— START OF The records —

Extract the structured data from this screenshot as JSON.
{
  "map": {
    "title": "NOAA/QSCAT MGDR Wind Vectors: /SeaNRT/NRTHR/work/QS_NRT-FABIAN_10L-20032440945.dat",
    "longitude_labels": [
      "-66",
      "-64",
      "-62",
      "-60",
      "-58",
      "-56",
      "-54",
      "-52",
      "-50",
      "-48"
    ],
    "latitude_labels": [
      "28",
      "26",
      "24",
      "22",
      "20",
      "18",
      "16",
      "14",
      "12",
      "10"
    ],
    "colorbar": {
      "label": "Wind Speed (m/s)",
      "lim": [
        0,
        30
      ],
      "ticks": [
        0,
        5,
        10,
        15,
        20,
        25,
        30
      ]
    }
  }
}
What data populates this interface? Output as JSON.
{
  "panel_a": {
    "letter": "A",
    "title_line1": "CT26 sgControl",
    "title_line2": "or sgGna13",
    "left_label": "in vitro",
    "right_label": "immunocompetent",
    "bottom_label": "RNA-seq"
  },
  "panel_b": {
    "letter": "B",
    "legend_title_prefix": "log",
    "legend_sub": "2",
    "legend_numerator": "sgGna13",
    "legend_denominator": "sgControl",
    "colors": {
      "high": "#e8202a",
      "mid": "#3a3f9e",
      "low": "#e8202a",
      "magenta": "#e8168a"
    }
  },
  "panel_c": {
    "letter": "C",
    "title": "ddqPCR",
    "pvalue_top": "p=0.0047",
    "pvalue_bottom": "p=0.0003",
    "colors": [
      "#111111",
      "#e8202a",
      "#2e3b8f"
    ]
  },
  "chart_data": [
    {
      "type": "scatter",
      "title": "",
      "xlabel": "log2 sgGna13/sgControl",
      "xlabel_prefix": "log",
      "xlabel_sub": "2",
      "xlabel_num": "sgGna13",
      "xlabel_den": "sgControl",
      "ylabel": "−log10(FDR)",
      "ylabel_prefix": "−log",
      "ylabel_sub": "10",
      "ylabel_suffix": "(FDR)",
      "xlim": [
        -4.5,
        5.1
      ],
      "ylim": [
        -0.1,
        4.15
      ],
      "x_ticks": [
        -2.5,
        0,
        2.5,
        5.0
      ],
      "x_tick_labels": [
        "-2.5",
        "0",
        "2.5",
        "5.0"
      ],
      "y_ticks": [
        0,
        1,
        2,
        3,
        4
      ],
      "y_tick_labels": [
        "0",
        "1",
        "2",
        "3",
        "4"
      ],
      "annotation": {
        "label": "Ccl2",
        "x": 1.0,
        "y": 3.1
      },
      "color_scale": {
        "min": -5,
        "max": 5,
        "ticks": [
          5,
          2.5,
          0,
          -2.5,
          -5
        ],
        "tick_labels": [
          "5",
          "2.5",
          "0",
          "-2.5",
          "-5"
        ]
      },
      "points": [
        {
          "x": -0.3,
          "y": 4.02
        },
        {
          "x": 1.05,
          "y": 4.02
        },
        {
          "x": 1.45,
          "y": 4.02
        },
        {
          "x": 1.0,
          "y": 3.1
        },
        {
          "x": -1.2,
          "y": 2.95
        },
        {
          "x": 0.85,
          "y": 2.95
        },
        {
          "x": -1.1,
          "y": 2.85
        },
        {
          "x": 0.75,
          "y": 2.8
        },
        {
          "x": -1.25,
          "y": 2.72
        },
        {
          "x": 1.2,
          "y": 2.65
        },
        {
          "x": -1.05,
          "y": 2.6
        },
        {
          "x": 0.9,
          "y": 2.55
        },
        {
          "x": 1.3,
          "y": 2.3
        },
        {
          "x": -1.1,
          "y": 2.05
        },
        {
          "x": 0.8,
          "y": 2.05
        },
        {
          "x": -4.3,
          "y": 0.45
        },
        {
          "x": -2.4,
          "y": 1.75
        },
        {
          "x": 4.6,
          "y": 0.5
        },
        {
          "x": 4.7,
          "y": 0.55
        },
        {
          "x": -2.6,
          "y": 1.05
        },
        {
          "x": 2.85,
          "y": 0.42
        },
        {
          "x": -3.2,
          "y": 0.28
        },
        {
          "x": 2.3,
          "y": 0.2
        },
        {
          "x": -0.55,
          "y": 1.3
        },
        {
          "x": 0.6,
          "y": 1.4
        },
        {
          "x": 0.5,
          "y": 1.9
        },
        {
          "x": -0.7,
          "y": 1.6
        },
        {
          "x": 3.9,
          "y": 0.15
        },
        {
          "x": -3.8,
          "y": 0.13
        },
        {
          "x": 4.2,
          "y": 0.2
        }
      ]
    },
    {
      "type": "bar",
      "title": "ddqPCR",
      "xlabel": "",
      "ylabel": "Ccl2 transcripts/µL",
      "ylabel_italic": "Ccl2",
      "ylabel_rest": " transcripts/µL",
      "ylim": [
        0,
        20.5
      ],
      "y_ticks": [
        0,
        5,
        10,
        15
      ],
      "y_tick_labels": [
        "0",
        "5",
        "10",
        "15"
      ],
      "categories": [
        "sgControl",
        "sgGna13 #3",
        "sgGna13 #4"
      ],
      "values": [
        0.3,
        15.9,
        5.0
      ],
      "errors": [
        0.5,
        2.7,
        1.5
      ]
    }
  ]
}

— END OF The records —

**Requirement:** Output all of the material, please, exactly as it stands.

**Written answer:**
Extract the structured data from this screenshot as JSON.
{
  "map": {
    "title": "NOAA/QSCAT MGDR Wind Vectors: /SeaNRT/NRTHR/work/QS_NRT-FABIAN_10L-20032440945.dat",
    "longitude_labels": [
      "-66",
      "-64",
      "-62",
      "-60",
      "-58",
      "-56",
      "-54",
      "-52",
      "-50",
      "-48"
    ],
    "latitude_labels": [
      "28",
      "26",
      "24",
      "22",
      "20",
      "18",
      "16",
      "14",
      "12",
      "10"
    ],
    "colorbar": {
      "label": "Wind Speed (m/s)",
      "lim": [
        0,
        30
      ],
      "ticks": [
        0,
        5,
        10,
        15,
        20,
        25,
        30
      ]
    }
  }
}
What data populates this interface? Output as JSON.
{
  "panel_a": {
    "letter": "A",
    "title_line1": "CT26 sgControl",
    "title_line2": "or sgGna13",
    "left_label": "in vitro",
    "right_label": "immunocompetent",
    "bottom_label": "RNA-seq"
  },
  "panel_b": {
    "letter": "B",
    "legend_title_prefix": "log",
    "legend_sub": "2",
    "legend_numerator": "sgGna13",
    "legend_denominator": "sgControl",
    "colors": {
      "high": "#e8202a",
      "mid": "#3a3f9e",
      "low": "#e8202a",
      "magenta": "#e8168a"
    }
  },
  "panel_c": {
    "letter": "C",
    "title": "ddqPCR",
    "pvalue_top": "p=0.0047",
    "pvalue_bottom": "p=0.0003",
    "colors": [
      "#111111",
      "#e8202a",
      "#2e3b8f"
    ]
  },
  "chart_data": [
    {
      "type": "scatter",
      "title": "",
      "xlabel": "log2 sgGna13/sgControl",
      "xlabel_prefix": "log",
      "xlabel_sub": "2",
      "xlabel_num": "sgGna13",
      "xlabel_den": "sgControl",
      "ylabel": "−log10(FDR)",
      "ylabel_prefix": "−log",
      "ylabel_sub": "10",
      "ylabel_suffix": "(FDR)",
      "xlim": [
        -4.5,
        5.1
      ],
      "ylim": [
        -0.1,
        4.15
      ],
      "x_ticks": [
        -2.5,
        0,
        2.5,
        5.0
      ],
      "x_tick_labels": [
        "-2.5",
        "0",
        "2.5",
        "5.0"
      ],
      "y_ticks": [
        0,
        1,
        2,
        3,
        4
      ],
      "y_tick_labels": [
        "0",
        "1",
        "2",
        "3",
        "4"
      ],
      "annotation": {
        "label": "Ccl2",
        "x": 1.0,
        "y": 3.1
      },
      "color_scale": {
        "min": -5,
        "max": 5,
        "ticks": [
          5,
          2.5,
          0,
          -2.5,
          -5
        ],
        "tick_labels": [
          "5",
          "2.5",
          "0",
          "-2.5",
          "-5"
        ]
      },
      "points": [
        {
          "x": -0.3,
          "y": 4.02
        },
        {
          "x": 1.05,
          "y": 4.02
        },
        {
          "x": 1.45,
          "y": 4.02
        },
        {
          "x": 1.0,
          "y": 3.1
        },
        {
          "x": -1.2,
          "y": 2.95
        },
        {
          "x": 0.85,
          "y": 2.95
        },
        {
          "x": -1.1,
          "y": 2.85
        },
        {
          "x": 0.75,
          "y": 2.8
        },
        {
          "x": -1.25,
          "y": 2.72
        },
        {
          "x": 1.2,
          "y": 2.65
        },
        {
          "x": -1.05,
          "y": 2.6
        },
        {
          "x": 0.9,
          "y": 2.55
        },
        {
          "x": 1.3,
          "y": 2.3
        },
        {
          "x": -1.1,
          "y": 2.05
        },
        {
          "x": 0.8,
          "y": 2.05
        },
        {
          "x": -4.3,
          "y": 0.45
        },
        {
          "x": -2.4,
          "y": 1.75
        },
        {
          "x": 4.6,
          "y": 0.5
        },
        {
          "x": 4.7,
          "y": 0.55
        },
        {
          "x": -2.6,
          "y": 1.05
        },
        {
          "x": 2.85,
          "y": 0.42
        },
        {
          "x": -3.2,
          "y": 0.28
        },
        {
          "x": 2.3,
          "y": 0.2
        },
        {
          "x": -0.55,
          "y": 1.3
        },
        {
          "x": 0.6,
          "y": 1.4
        },
        {
          "x": 0.5,
          "y": 1.9
        },
        {
          "x": -0.7,
          "y": 1.6
        },
        {
          "x": 3.9,
          "y": 0.15
        },
        {
          "x": -3.8,
          "y": 0.13
        },
        {
          "x": 4.2,
          "y": 0.2
        }
      ]
    },
    {
      "type": "bar",
      "title": "ddqPCR",
      "xlabel": "",
      "ylabel": "Ccl2 transcripts/µL",
      "ylabel_italic": "Ccl2",
      "ylabel_rest": " transcripts/µL",
      "ylim": [
        0,
        20.5
      ],
      "y_ticks": [
        0,
        5,
        10,
        15
      ],
      "y_tick_labels": [
        "0",
        "5",
        "10",
        "15"
      ],
      "categories": [
        "sgControl",
        "sgGna13 #3",
        "sgGna13 #4"
      ],
      "values": [
        0.3,
        15.9,
        5.0
      ],
      "errors": [
        0.5,
        2.7,
        1.5
      ]
    }
  ]
}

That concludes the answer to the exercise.